Recorded data »
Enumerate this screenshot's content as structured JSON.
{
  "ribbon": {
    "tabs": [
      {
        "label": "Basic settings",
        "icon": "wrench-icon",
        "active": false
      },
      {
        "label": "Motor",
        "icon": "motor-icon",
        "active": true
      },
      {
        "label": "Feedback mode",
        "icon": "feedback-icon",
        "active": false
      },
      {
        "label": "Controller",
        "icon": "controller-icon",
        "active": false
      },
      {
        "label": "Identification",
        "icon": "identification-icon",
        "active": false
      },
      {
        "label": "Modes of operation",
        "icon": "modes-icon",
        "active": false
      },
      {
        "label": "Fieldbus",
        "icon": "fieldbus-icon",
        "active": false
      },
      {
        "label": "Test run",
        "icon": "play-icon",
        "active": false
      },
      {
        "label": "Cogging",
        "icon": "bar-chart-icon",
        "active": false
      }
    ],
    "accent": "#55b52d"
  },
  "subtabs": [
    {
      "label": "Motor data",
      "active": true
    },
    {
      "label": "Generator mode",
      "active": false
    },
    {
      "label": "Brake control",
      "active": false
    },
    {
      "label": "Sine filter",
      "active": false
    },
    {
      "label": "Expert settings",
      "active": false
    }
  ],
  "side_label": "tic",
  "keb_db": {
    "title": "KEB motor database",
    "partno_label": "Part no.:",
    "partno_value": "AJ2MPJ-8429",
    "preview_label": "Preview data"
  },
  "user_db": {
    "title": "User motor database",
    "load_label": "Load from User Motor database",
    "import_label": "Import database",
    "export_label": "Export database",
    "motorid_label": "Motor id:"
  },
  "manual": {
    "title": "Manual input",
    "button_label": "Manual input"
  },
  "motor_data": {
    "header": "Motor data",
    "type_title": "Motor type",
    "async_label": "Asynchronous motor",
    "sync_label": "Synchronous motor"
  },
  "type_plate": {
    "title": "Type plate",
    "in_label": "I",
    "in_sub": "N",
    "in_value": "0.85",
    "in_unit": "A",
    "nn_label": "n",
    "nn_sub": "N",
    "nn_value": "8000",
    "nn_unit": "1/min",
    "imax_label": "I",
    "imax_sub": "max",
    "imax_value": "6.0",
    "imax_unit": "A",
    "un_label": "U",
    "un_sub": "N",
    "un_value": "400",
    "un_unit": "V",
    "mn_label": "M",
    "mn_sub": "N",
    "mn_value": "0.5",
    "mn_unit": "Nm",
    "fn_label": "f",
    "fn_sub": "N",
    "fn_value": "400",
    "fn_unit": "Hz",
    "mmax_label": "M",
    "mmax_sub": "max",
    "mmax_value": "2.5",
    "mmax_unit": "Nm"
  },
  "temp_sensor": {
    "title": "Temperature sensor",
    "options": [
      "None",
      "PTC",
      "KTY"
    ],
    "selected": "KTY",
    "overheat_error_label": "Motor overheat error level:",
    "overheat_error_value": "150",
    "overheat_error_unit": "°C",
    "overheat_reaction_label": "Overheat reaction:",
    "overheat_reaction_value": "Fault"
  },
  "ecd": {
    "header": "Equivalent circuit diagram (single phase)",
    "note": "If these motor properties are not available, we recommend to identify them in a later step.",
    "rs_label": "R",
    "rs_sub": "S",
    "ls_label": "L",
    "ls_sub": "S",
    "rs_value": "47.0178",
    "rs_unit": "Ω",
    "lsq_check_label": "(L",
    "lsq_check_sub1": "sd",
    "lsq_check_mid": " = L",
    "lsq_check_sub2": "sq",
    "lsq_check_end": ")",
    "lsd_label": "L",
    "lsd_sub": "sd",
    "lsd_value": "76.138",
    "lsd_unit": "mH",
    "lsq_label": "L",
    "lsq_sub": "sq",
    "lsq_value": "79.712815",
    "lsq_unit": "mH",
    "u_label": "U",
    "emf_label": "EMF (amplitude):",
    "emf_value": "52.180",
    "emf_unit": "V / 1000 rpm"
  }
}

Task instructions »
Scan the data above; copy every line where "input" appears.

In response »
    "title": "Manual input",
    "button_label": "Manual input"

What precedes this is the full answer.